Records that describe figures

··········

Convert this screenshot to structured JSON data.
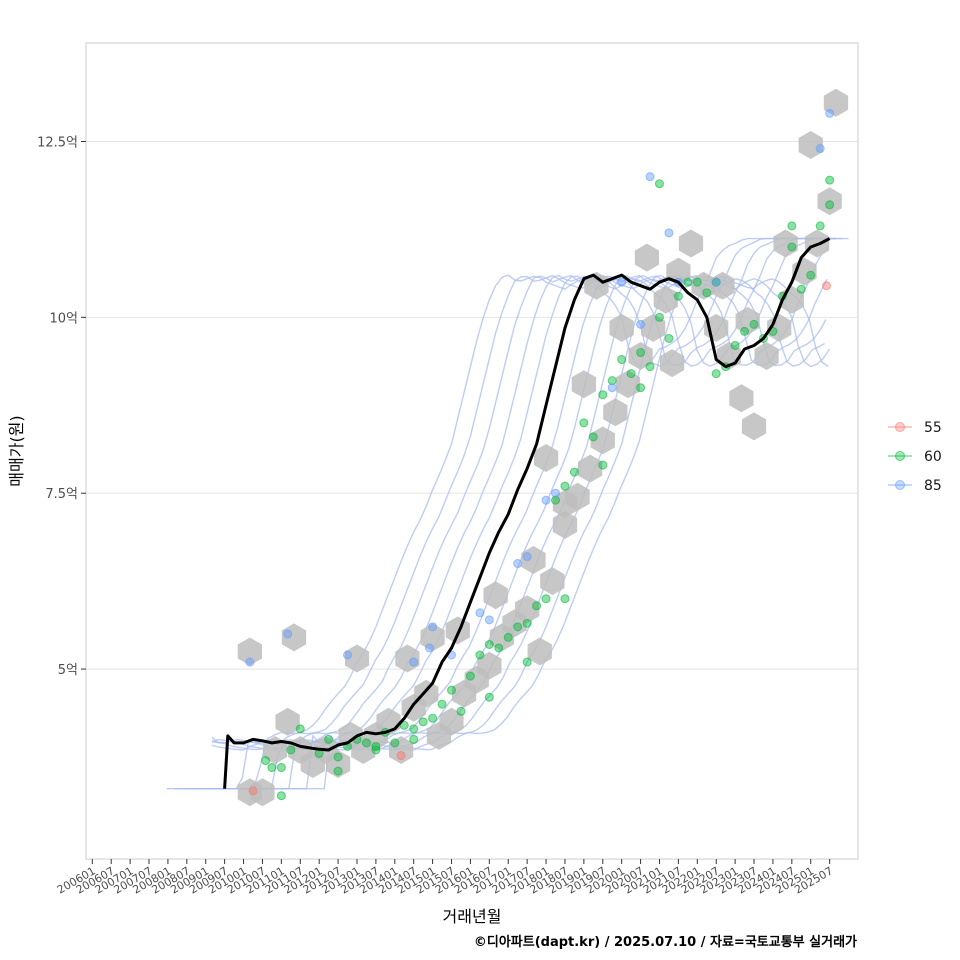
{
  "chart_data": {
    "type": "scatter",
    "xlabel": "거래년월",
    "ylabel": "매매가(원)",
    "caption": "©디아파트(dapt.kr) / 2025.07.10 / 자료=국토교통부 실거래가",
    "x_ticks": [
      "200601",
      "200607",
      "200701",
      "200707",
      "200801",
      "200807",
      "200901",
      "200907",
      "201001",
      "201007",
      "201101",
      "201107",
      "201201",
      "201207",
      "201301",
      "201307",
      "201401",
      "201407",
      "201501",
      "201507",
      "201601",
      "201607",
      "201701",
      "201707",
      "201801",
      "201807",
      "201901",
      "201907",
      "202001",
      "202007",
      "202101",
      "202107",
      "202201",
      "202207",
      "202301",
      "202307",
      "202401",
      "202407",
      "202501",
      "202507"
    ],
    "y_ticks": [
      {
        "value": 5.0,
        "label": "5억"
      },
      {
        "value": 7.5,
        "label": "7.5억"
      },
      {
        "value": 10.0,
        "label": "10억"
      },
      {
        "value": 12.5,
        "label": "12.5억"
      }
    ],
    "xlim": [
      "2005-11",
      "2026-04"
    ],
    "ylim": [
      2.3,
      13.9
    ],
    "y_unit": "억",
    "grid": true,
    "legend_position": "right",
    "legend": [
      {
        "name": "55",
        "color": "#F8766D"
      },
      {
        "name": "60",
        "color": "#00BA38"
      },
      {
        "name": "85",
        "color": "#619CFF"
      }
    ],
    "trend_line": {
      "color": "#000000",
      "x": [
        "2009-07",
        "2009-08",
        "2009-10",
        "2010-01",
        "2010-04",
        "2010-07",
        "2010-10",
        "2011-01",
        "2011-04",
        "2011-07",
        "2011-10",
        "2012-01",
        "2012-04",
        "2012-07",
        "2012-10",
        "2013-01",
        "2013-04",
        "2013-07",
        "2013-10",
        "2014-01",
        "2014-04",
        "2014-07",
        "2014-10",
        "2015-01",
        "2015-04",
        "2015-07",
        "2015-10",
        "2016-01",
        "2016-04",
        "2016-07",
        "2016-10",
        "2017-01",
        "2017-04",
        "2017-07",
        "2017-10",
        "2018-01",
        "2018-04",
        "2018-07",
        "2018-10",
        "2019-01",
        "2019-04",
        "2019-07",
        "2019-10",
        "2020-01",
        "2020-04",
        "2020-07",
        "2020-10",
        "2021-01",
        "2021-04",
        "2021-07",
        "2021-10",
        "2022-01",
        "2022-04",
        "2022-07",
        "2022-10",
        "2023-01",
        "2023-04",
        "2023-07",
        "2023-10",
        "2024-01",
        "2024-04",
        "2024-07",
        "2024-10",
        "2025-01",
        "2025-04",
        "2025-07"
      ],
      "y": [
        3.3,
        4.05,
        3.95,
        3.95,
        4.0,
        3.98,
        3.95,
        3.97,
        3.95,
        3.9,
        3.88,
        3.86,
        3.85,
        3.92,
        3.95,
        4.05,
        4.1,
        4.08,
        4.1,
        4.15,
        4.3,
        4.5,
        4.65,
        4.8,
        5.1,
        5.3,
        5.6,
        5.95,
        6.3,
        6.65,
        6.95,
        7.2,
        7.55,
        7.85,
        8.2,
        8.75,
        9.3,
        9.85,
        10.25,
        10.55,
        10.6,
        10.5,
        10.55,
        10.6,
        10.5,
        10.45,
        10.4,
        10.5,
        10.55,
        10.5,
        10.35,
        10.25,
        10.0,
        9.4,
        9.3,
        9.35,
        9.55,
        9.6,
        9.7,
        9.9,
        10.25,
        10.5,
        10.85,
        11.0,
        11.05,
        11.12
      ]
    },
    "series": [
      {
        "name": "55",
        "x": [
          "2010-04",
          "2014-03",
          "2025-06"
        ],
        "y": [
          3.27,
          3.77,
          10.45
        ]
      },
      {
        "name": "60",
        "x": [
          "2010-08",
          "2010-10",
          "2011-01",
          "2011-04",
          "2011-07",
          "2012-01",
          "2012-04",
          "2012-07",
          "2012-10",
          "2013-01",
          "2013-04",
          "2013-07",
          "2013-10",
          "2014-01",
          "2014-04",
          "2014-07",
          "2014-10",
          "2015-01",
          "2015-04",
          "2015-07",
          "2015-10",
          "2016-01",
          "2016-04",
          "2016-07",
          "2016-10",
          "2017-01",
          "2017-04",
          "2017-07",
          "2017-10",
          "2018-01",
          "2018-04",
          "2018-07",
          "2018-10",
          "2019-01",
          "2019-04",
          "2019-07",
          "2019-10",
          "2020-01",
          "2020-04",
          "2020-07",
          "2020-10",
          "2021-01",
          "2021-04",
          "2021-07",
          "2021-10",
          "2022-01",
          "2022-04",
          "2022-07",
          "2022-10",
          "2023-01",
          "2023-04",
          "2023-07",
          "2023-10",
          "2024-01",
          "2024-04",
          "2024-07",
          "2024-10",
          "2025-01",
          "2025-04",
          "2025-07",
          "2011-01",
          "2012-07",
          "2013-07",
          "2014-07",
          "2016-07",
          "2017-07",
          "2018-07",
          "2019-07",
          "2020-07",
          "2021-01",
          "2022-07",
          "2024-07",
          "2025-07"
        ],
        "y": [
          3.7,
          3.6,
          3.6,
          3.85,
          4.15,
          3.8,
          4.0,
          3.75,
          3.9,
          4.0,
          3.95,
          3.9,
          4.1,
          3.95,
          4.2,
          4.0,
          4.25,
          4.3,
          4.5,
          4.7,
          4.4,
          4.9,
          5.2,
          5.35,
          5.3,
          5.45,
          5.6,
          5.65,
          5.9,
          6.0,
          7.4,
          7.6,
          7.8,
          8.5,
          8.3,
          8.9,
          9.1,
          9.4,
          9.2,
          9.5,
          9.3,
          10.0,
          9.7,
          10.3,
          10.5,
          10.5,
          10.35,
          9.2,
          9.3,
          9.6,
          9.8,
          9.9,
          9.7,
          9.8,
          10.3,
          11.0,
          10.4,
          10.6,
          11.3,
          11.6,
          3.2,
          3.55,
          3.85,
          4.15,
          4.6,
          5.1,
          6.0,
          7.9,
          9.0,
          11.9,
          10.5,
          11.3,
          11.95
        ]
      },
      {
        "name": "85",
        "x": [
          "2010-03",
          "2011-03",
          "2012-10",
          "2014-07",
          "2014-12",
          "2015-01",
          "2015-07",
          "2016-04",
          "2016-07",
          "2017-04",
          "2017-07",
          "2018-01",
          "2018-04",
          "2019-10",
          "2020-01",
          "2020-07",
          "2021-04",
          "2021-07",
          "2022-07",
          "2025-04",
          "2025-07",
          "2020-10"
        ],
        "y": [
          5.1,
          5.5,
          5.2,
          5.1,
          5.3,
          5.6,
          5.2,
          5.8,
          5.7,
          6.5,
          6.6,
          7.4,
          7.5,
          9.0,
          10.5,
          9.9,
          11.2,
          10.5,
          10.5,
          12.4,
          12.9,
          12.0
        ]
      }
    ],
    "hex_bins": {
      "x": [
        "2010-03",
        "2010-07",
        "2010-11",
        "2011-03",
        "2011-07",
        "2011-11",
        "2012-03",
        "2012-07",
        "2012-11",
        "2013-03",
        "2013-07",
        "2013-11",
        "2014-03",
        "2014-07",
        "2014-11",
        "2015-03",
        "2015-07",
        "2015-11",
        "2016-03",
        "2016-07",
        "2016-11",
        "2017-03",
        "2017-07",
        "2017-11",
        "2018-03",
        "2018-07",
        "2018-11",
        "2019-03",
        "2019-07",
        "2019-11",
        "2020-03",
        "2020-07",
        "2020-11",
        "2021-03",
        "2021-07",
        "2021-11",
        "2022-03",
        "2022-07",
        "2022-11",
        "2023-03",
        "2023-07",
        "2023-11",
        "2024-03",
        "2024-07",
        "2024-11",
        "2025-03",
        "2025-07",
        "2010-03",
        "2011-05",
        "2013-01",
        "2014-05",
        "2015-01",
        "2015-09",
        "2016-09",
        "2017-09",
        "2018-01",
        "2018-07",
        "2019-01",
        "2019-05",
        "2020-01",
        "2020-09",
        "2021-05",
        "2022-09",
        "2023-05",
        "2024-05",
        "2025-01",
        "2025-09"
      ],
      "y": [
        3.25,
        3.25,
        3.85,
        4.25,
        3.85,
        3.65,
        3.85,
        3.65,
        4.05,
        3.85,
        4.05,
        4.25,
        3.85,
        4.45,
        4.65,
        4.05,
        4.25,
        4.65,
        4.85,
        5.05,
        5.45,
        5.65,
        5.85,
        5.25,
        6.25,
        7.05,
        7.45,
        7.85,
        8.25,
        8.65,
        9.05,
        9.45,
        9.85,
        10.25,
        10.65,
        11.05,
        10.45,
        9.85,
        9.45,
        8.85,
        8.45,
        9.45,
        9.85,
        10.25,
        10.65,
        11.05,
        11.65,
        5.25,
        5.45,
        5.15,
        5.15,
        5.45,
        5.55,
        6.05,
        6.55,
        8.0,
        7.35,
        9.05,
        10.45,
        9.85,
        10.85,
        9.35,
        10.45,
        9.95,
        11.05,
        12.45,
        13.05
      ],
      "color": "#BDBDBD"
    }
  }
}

··········

Track down the lines that include the word "value" and copy them.

• **Exercise output**:
        "value": 5.0,
        "value": 7.5,
        "value": 10.0,
        "value": 12.5,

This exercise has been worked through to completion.